■ What you will do: In the records below, find each line containing the word "priekinio" and copy it.

Raw records
══════

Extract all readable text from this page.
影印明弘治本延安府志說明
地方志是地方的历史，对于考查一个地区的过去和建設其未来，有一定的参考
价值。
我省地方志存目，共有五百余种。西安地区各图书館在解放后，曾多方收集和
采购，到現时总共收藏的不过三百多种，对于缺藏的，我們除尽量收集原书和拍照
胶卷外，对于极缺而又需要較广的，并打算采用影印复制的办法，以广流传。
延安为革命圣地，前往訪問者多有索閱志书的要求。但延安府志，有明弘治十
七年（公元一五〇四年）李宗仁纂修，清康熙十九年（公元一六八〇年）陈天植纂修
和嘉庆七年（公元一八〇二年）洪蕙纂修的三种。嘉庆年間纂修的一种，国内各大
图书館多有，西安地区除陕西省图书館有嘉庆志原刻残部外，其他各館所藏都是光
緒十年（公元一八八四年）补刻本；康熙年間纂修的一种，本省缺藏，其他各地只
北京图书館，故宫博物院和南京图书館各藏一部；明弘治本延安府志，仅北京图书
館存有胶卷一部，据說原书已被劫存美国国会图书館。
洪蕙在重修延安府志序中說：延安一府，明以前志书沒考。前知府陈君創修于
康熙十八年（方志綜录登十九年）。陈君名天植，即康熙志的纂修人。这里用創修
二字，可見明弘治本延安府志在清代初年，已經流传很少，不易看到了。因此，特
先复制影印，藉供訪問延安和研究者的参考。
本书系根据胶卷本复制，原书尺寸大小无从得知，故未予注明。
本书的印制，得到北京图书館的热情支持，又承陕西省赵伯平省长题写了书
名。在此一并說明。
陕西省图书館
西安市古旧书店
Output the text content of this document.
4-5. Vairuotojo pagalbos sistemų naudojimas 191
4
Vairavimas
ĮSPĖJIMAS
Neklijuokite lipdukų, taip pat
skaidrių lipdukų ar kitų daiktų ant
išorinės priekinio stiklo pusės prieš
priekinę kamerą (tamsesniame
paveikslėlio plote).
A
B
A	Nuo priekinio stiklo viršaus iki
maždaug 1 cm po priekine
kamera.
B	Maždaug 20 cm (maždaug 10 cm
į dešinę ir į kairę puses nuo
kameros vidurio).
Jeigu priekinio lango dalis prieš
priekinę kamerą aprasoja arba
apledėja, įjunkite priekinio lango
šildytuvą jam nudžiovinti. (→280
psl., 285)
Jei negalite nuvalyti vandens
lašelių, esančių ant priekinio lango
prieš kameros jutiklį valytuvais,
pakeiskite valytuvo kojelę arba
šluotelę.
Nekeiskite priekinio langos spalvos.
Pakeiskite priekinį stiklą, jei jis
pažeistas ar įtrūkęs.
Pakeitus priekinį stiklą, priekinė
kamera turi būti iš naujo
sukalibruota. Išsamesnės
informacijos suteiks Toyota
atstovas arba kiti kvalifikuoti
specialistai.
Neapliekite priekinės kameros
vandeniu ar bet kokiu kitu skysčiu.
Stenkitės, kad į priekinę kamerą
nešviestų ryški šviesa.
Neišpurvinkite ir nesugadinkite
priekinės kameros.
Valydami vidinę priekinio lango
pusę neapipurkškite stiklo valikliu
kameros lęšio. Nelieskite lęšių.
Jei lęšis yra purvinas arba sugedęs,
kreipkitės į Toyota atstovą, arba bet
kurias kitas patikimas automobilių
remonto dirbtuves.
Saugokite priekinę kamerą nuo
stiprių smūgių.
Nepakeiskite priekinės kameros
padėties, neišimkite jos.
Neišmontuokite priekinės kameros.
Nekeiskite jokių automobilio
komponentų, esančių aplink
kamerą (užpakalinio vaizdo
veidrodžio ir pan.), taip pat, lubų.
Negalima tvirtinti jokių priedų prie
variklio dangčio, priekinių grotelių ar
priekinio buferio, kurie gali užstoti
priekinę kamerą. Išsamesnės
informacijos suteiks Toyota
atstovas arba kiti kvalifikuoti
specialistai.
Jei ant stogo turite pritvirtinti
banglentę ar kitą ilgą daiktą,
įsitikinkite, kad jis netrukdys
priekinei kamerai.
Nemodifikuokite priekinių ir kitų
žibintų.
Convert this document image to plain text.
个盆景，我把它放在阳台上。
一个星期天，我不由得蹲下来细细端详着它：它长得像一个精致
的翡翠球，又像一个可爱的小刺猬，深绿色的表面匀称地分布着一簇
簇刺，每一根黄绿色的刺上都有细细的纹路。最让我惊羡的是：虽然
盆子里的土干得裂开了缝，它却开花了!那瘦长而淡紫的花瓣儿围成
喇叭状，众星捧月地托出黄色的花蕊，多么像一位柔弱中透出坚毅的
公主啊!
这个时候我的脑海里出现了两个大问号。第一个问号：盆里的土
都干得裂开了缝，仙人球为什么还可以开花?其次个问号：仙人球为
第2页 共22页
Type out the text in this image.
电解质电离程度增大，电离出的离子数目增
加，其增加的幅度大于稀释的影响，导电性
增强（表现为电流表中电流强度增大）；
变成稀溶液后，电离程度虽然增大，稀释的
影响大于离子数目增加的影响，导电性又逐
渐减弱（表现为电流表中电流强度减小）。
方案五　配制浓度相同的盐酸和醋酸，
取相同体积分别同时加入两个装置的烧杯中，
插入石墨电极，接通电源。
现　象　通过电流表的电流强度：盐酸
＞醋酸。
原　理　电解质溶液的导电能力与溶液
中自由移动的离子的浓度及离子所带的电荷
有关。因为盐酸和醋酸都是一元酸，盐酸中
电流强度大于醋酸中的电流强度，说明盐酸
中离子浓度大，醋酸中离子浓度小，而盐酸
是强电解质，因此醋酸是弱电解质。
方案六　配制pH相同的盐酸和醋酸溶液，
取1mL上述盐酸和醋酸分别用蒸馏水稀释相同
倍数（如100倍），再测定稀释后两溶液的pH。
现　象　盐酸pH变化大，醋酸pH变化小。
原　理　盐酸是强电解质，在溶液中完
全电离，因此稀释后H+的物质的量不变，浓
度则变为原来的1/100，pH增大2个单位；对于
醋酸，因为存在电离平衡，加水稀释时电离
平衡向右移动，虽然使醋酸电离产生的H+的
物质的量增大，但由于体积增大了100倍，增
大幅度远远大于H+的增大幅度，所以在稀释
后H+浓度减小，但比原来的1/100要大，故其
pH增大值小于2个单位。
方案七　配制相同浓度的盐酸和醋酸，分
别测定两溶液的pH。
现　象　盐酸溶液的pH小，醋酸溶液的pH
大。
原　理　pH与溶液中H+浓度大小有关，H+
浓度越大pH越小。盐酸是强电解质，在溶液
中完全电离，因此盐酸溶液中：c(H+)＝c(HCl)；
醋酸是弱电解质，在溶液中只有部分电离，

══════

■ Reply:
išorinės priekinio stiklo pusės prieš
A	Nuo priekinio stiklo viršaus iki
Jeigu priekinio lango dalis prieš
apledėja, įjunkite priekinio lango
lašelių, esančių ant priekinio lango
Nekeiskite priekinio langos spalvos.
Valydami vidinę priekinio lango
priekinio buferio, kurie gali užstoti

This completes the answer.